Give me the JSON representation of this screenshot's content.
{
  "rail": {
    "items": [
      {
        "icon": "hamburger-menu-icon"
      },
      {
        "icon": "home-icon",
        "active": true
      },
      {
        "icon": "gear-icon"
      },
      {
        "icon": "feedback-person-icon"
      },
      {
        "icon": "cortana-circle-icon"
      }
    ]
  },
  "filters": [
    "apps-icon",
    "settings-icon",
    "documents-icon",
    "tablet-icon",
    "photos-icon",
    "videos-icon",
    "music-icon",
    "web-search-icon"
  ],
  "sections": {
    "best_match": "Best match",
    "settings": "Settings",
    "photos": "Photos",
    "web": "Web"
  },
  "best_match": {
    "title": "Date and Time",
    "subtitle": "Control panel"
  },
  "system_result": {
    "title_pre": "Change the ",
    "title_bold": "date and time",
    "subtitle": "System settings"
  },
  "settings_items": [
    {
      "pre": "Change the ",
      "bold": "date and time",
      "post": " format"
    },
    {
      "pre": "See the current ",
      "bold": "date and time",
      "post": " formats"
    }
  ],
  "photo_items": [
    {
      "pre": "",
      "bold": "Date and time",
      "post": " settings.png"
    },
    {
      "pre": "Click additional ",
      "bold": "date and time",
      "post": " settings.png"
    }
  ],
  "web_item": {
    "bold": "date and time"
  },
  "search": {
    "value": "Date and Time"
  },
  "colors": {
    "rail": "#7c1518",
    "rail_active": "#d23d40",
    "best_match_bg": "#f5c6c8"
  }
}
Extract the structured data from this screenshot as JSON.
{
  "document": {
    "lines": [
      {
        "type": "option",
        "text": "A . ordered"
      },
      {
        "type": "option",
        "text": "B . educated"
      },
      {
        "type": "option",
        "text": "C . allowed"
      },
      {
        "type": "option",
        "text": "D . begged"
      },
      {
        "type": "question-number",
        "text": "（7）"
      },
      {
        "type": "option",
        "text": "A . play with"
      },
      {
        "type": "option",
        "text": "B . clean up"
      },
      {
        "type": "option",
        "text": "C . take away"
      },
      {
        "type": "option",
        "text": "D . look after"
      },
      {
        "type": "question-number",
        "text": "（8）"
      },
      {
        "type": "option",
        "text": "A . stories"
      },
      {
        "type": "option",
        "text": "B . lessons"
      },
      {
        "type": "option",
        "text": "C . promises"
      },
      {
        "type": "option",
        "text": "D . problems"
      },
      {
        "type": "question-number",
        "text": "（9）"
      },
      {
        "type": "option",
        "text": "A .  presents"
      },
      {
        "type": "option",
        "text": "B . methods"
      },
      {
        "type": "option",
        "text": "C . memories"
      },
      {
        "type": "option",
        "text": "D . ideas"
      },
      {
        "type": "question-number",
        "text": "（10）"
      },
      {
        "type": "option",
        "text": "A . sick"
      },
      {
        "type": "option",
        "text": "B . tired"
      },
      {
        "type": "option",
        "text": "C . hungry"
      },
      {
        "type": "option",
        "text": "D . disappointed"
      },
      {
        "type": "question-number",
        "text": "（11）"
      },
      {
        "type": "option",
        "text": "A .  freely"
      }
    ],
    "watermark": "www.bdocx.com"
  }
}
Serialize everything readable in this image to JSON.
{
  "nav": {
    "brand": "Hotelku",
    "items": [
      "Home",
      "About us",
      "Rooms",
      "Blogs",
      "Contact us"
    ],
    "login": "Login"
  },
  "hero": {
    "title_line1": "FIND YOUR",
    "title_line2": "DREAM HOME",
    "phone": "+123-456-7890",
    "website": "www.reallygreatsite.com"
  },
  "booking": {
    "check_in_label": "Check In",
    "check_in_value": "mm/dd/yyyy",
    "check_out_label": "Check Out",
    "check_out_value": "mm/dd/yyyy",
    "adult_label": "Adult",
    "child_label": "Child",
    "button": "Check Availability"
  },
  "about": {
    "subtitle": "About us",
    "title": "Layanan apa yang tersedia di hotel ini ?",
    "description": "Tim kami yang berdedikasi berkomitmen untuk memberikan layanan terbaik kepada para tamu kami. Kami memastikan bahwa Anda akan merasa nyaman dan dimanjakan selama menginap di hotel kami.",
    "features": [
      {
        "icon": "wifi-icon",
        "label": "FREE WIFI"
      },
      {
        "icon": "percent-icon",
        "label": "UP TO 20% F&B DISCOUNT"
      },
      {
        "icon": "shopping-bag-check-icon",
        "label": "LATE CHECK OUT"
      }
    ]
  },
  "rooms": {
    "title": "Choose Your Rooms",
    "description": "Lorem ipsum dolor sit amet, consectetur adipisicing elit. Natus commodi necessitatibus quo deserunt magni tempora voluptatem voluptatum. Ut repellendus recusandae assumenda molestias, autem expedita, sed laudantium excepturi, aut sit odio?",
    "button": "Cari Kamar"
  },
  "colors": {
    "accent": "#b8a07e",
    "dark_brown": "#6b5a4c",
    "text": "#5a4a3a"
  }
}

########

TASK DETAILS ▸
Your task is to output the full set of records exactly as presented.

OUTPUT OF THE TASK ▸
Give me the JSON representation of this screenshot's content.
{
  "rail": {
    "items": [
      {
        "icon": "hamburger-menu-icon"
      },
      {
        "icon": "home-icon",
        "active": true
      },
      {
        "icon": "gear-icon"
      },
      {
        "icon": "feedback-person-icon"
      },
      {
        "icon": "cortana-circle-icon"
      }
    ]
  },
  "filters": [
    "apps-icon",
    "settings-icon",
    "documents-icon",
    "tablet-icon",
    "photos-icon",
    "videos-icon",
    "music-icon",
    "web-search-icon"
  ],
  "sections": {
    "best_match": "Best match",
    "settings": "Settings",
    "photos": "Photos",
    "web": "Web"
  },
  "best_match": {
    "title": "Date and Time",
    "subtitle": "Control panel"
  },
  "system_result": {
    "title_pre": "Change the ",
    "title_bold": "date and time",
    "subtitle": "System settings"
  },
  "settings_items": [
    {
      "pre": "Change the ",
      "bold": "date and time",
      "post": " format"
    },
    {
      "pre": "See the current ",
      "bold": "date and time",
      "post": " formats"
    }
  ],
  "photo_items": [
    {
      "pre": "",
      "bold": "Date and time",
      "post": " settings.png"
    },
    {
      "pre": "Click additional ",
      "bold": "date and time",
      "post": " settings.png"
    }
  ],
  "web_item": {
    "bold": "date and time"
  },
  "search": {
    "value": "Date and Time"
  },
  "colors": {
    "rail": "#7c1518",
    "rail_active": "#d23d40",
    "best_match_bg": "#f5c6c8"
  }
}
Extract the structured data from this screenshot as JSON.
{
  "document": {
    "lines": [
      {
        "type": "option",
        "text": "A . ordered"
      },
      {
        "type": "option",
        "text": "B . educated"
      },
      {
        "type": "option",
        "text": "C . allowed"
      },
      {
        "type": "option",
        "text": "D . begged"
      },
      {
        "type": "question-number",
        "text": "（7）"
      },
      {
        "type": "option",
        "text": "A . play with"
      },
      {
        "type": "option",
        "text": "B . clean up"
      },
      {
        "type": "option",
        "text": "C . take away"
      },
      {
        "type": "option",
        "text": "D . look after"
      },
      {
        "type": "question-number",
        "text": "（8）"
      },
      {
        "type": "option",
        "text": "A . stories"
      },
      {
        "type": "option",
        "text": "B . lessons"
      },
      {
        "type": "option",
        "text": "C . promises"
      },
      {
        "type": "option",
        "text": "D . problems"
      },
      {
        "type": "question-number",
        "text": "（9）"
      },
      {
        "type": "option",
        "text": "A .  presents"
      },
      {
        "type": "option",
        "text": "B . methods"
      },
      {
        "type": "option",
        "text": "C . memories"
      },
      {
        "type": "option",
        "text": "D . ideas"
      },
      {
        "type": "question-number",
        "text": "（10）"
      },
      {
        "type": "option",
        "text": "A . sick"
      },
      {
        "type": "option",
        "text": "B . tired"
      },
      {
        "type": "option",
        "text": "C . hungry"
      },
      {
        "type": "option",
        "text": "D . disappointed"
      },
      {
        "type": "question-number",
        "text": "（11）"
      },
      {
        "type": "option",
        "text": "A .  freely"
      }
    ],
    "watermark": "www.bdocx.com"
  }
}
Serialize everything readable in this image to JSON.
{
  "nav": {
    "brand": "Hotelku",
    "items": [
      "Home",
      "About us",
      "Rooms",
      "Blogs",
      "Contact us"
    ],
    "login": "Login"
  },
  "hero": {
    "title_line1": "FIND YOUR",
    "title_line2": "DREAM HOME",
    "phone": "+123-456-7890",
    "website": "www.reallygreatsite.com"
  },
  "booking": {
    "check_in_label": "Check In",
    "check_in_value": "mm/dd/yyyy",
    "check_out_label": "Check Out",
    "check_out_value": "mm/dd/yyyy",
    "adult_label": "Adult",
    "child_label": "Child",
    "button": "Check Availability"
  },
  "about": {
    "subtitle": "About us",
    "title": "Layanan apa yang tersedia di hotel ini ?",
    "description": "Tim kami yang berdedikasi berkomitmen untuk memberikan layanan terbaik kepada para tamu kami. Kami memastikan bahwa Anda akan merasa nyaman dan dimanjakan selama menginap di hotel kami.",
    "features": [
      {
        "icon": "wifi-icon",
        "label": "FREE WIFI"
      },
      {
        "icon": "percent-icon",
        "label": "UP TO 20% F&B DISCOUNT"
      },
      {
        "icon": "shopping-bag-check-icon",
        "label": "LATE CHECK OUT"
      }
    ]
  },
  "rooms": {
    "title": "Choose Your Rooms",
    "description": "Lorem ipsum dolor sit amet, consectetur adipisicing elit. Natus commodi necessitatibus quo deserunt magni tempora voluptatem voluptatum. Ut repellendus recusandae assumenda molestias, autem expedita, sed laudantium excepturi, aut sit odio?",
    "button": "Cari Kamar"
  },
  "colors": {
    "accent": "#b8a07e",
    "dark_brown": "#6b5a4c",
    "text": "#5a4a3a"
  }
}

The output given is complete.